## Work to complete
Identify every line in the records below that contains the word "protons", and reproduce each one.

## Figure contents as structured data

>>>>>

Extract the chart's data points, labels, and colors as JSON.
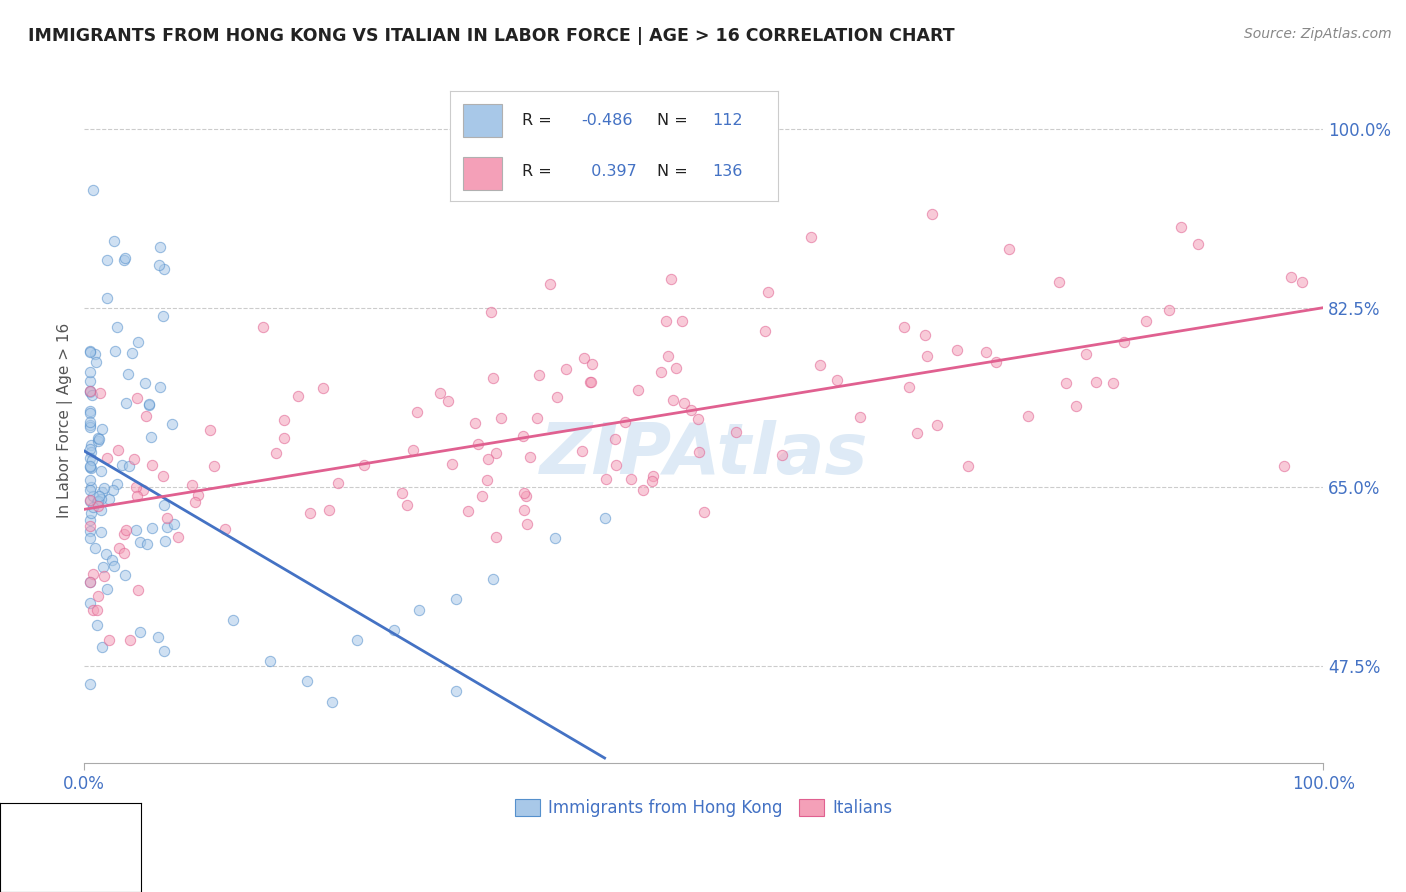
{
  "title": "IMMIGRANTS FROM HONG KONG VS ITALIAN IN LABOR FORCE | AGE > 16 CORRELATION CHART",
  "source": "Source: ZipAtlas.com",
  "ylabel": "In Labor Force | Age > 16",
  "xlim": [
    0.0,
    1.0
  ],
  "ylim": [
    0.38,
    1.05
  ],
  "ytick_positions": [
    0.475,
    0.65,
    0.825,
    1.0
  ],
  "ytick_labels": [
    "47.5%",
    "65.0%",
    "82.5%",
    "100.0%"
  ],
  "hk_R": -0.486,
  "hk_N": 112,
  "it_R": 0.397,
  "it_N": 136,
  "hk_color": "#a8c8e8",
  "it_color": "#f4a0b8",
  "hk_edge_color": "#5590cc",
  "it_edge_color": "#e06090",
  "hk_line_color": "#4472c4",
  "it_line_color": "#e06090",
  "legend_label_hk": "Immigrants from Hong Kong",
  "legend_label_it": "Italians",
  "watermark": "ZIPAtlas",
  "background_color": "#ffffff",
  "scatter_alpha": 0.55,
  "scatter_size": 55,
  "hk_line_start_x": 0.0,
  "hk_line_start_y": 0.685,
  "hk_line_end_x": 0.42,
  "hk_line_end_y": 0.385,
  "it_line_start_x": 0.0,
  "it_line_start_y": 0.628,
  "it_line_end_x": 1.0,
  "it_line_end_y": 0.825
}
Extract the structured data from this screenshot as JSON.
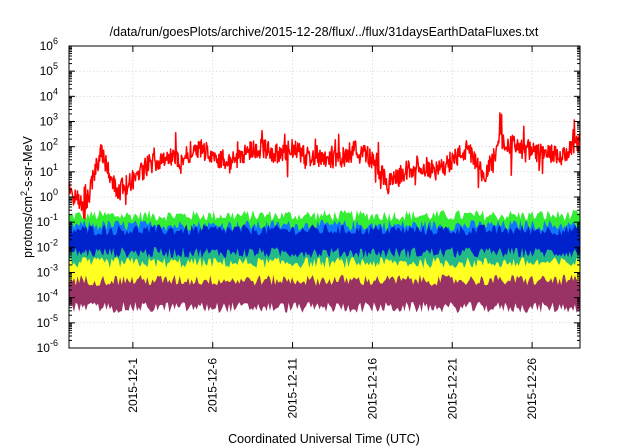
{
  "chart_data": {
    "type": "line",
    "title": "/data/run/goesPlots/archive/2015-12-28/flux/../flux/31daysEarthDataFluxes.txt",
    "xlabel": "Coordinated Universal Time (UTC)",
    "ylabel": "protons/cm²-s-sr-MeV",
    "ylabel_base": "protons/cm",
    "ylabel_sup": "2",
    "ylabel_rest": "-s-sr-MeV",
    "y_scale": "log",
    "ylim": [
      1e-06,
      1000000.0
    ],
    "y_tick_exponents": [
      -6,
      -5,
      -4,
      -3,
      -2,
      -1,
      0,
      1,
      2,
      3,
      4,
      5,
      6
    ],
    "y_tick_base": "10",
    "xlim": [
      "2015-11-27",
      "2015-12-29"
    ],
    "x_ticks": [
      "2015-12-1",
      "2015-12-6",
      "2015-12-11",
      "2015-12-16",
      "2015-12-21",
      "2015-12-26"
    ],
    "grid": true,
    "series": [
      {
        "color": "#ff0000",
        "shape": "line",
        "x": [
          "2015-11-27",
          "2015-11-28",
          "2015-11-29",
          "2015-11-30",
          "2015-12-01",
          "2015-12-02",
          "2015-12-03",
          "2015-12-04",
          "2015-12-05",
          "2015-12-06",
          "2015-12-07",
          "2015-12-08",
          "2015-12-09",
          "2015-12-10",
          "2015-12-11",
          "2015-12-12",
          "2015-12-13",
          "2015-12-14",
          "2015-12-15",
          "2015-12-16",
          "2015-12-17",
          "2015-12-18",
          "2015-12-19",
          "2015-12-20",
          "2015-12-21",
          "2015-12-22",
          "2015-12-23",
          "2015-12-24",
          "2015-12-25",
          "2015-12-26",
          "2015-12-27",
          "2015-12-28",
          "2015-12-29"
        ],
        "y": [
          2,
          0.3,
          80,
          1.5,
          5,
          20,
          40,
          30,
          100,
          50,
          20,
          60,
          100,
          50,
          80,
          40,
          40,
          30,
          100,
          30,
          3,
          10,
          20,
          10,
          30,
          80,
          5,
          200,
          100,
          60,
          50,
          40,
          150
        ]
      },
      {
        "color": "#33ee33",
        "shape": "band",
        "range": [
          0.003,
          0.15
        ]
      },
      {
        "color": "#1177ff",
        "shape": "band",
        "range": [
          0.002,
          0.06
        ]
      },
      {
        "color": "#0022cc",
        "shape": "band",
        "range": [
          0.0025,
          0.04
        ]
      },
      {
        "color": "#22bb88",
        "shape": "band",
        "range": [
          0.0008,
          0.005
        ]
      },
      {
        "color": "#ffff22",
        "shape": "band",
        "range": [
          0.00015,
          0.002
        ]
      },
      {
        "color": "#993366",
        "shape": "band",
        "range": [
          5e-05,
          0.0004
        ]
      }
    ]
  }
}
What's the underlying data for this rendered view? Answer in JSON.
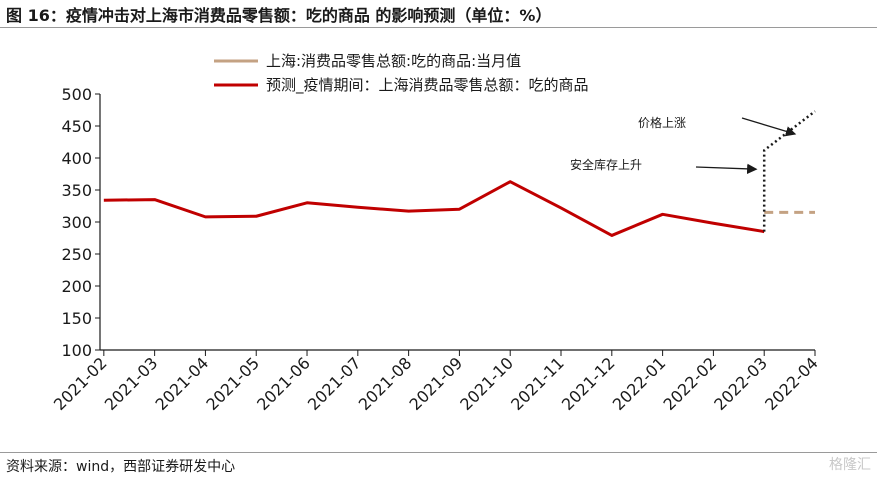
{
  "title": "图 16：疫情冲击对上海市消费品零售额：吃的商品 的影响预测（单位：%）",
  "source": "资料来源：wind，西部证券研发中心",
  "watermark": "格隆汇",
  "chart_data": {
    "type": "line",
    "categories": [
      "2021-02",
      "2021-03",
      "2021-04",
      "2021-05",
      "2021-06",
      "2021-07",
      "2021-08",
      "2021-09",
      "2021-10",
      "2021-11",
      "2021-12",
      "2022-01",
      "2022-02",
      "2022-03",
      "2022-04"
    ],
    "ylim": [
      100,
      500
    ],
    "yticks": [
      100,
      150,
      200,
      250,
      300,
      350,
      400,
      450,
      500
    ],
    "grid": false,
    "legend_position": "top-left",
    "series": [
      {
        "name": "上海:消费品零售总额:吃的商品:当月值",
        "style": "dashed",
        "color": "#c4a283",
        "values": [
          null,
          null,
          null,
          null,
          null,
          null,
          null,
          null,
          null,
          null,
          null,
          null,
          null,
          315,
          315
        ]
      },
      {
        "name": "预测_疫情期间：上海消费品零售总额：吃的商品",
        "style": "solid",
        "color": "#c00000",
        "values": [
          334,
          335,
          308,
          309,
          330,
          323,
          317,
          320,
          363,
          322,
          279,
          312,
          298,
          285,
          null
        ]
      },
      {
        "name": "",
        "style": "dotted",
        "color": "#1a1a1a",
        "points": [
          [
            "2022-03",
            285
          ],
          [
            "2022-03",
            412
          ],
          [
            "2022-04",
            473
          ]
        ]
      }
    ],
    "annotations": [
      {
        "text": "价格上涨",
        "target": [
          "2022-04",
          450
        ]
      },
      {
        "text": "安全库存上升",
        "target": [
          "2022-03",
          395
        ]
      }
    ]
  }
}
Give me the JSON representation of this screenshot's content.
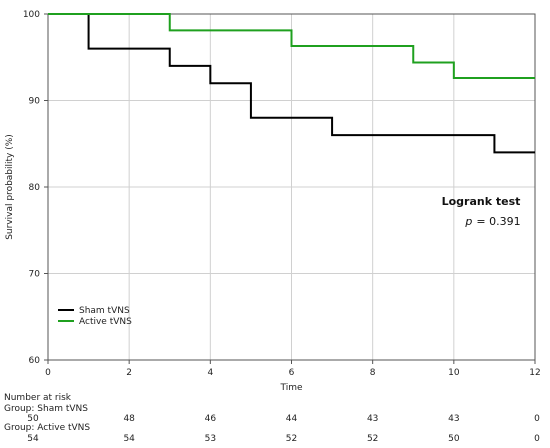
{
  "chart_data": {
    "type": "line",
    "step": true,
    "title": "",
    "xlabel": "Time",
    "ylabel": "Survival probability (%)",
    "xlim": [
      0,
      12
    ],
    "ylim": [
      60,
      100
    ],
    "x_ticks": [
      0,
      2,
      4,
      6,
      8,
      10,
      12
    ],
    "y_ticks": [
      60,
      70,
      80,
      90,
      100
    ],
    "grid": true,
    "legend_position": "bottom-left",
    "series": [
      {
        "name": "Sham tVNS",
        "color": "#000000",
        "x": [
          0,
          1,
          3,
          4,
          5,
          7,
          11,
          12
        ],
        "y": [
          100,
          96,
          94,
          92,
          88,
          86,
          84,
          84
        ]
      },
      {
        "name": "Active tVNS",
        "color": "#1fa01f",
        "x": [
          0,
          3,
          6,
          9,
          10,
          12
        ],
        "y": [
          100,
          98.1,
          96.3,
          94.4,
          92.6,
          92.6
        ]
      }
    ],
    "annotation": {
      "title": "Logrank test",
      "p_label": "p",
      "p_value": "= 0.391"
    },
    "risk_table": {
      "heading": "Number at risk",
      "times": [
        0,
        2,
        4,
        6,
        8,
        10,
        12
      ],
      "rows": [
        {
          "label": "Group: Sham tVNS",
          "values": [
            "50",
            "48",
            "46",
            "44",
            "43",
            "43",
            "0"
          ]
        },
        {
          "label": "Group: Active tVNS",
          "values": [
            "54",
            "54",
            "53",
            "52",
            "52",
            "50",
            "0"
          ]
        }
      ]
    }
  }
}
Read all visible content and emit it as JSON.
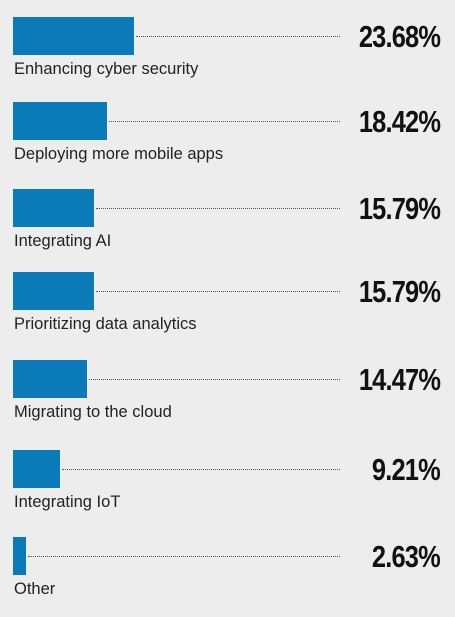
{
  "chart_data": {
    "type": "bar",
    "orientation": "horizontal",
    "categories": [
      "Enhancing cyber security",
      "Deploying more mobile apps",
      "Integrating AI",
      "Prioritizing data analytics",
      "Migrating to the cloud",
      "Integrating IoT",
      "Other"
    ],
    "values": [
      23.68,
      18.42,
      15.79,
      15.79,
      14.47,
      9.21,
      2.63
    ],
    "value_labels": [
      "23.68%",
      "18.42%",
      "15.79%",
      "15.79%",
      "14.47%",
      "9.21%",
      "2.63%"
    ],
    "unit": "%",
    "bar_color": "#0a7ab8",
    "background_color": "#ededed",
    "title": "",
    "xlabel": "",
    "ylabel": "",
    "grid": false,
    "legend": "none"
  }
}
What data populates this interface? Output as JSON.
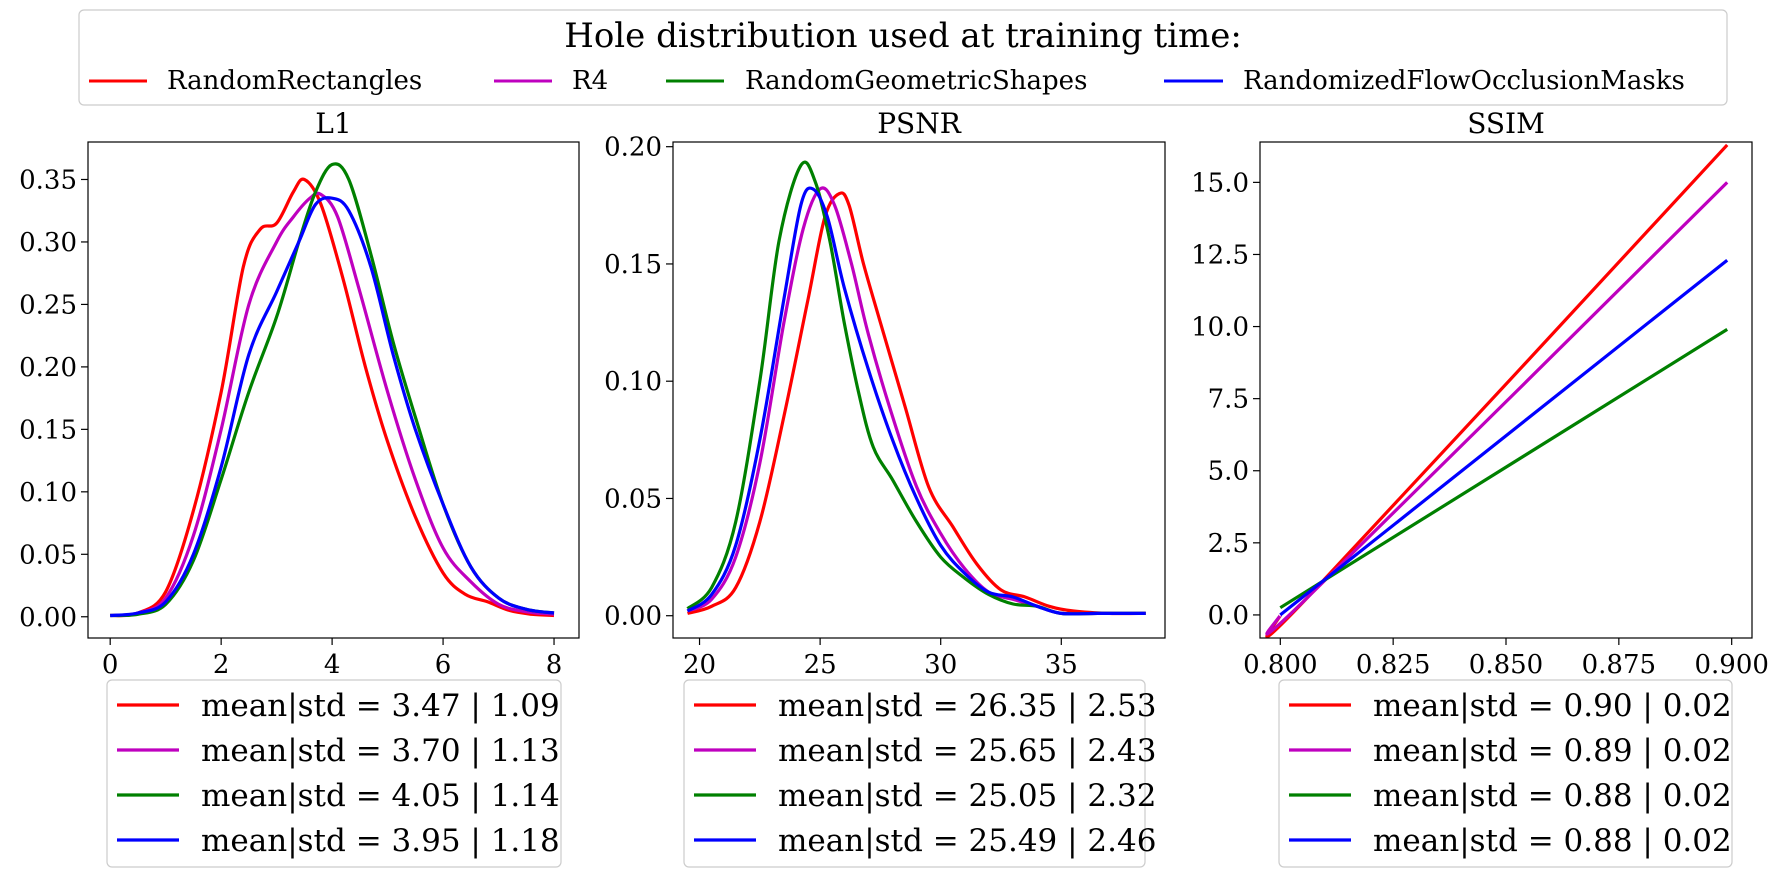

<<<<<

## Response to the exercise
    "ylabel": "protons/cm²-s-sr-MeV",
    "ylabel_base": "protons/cm",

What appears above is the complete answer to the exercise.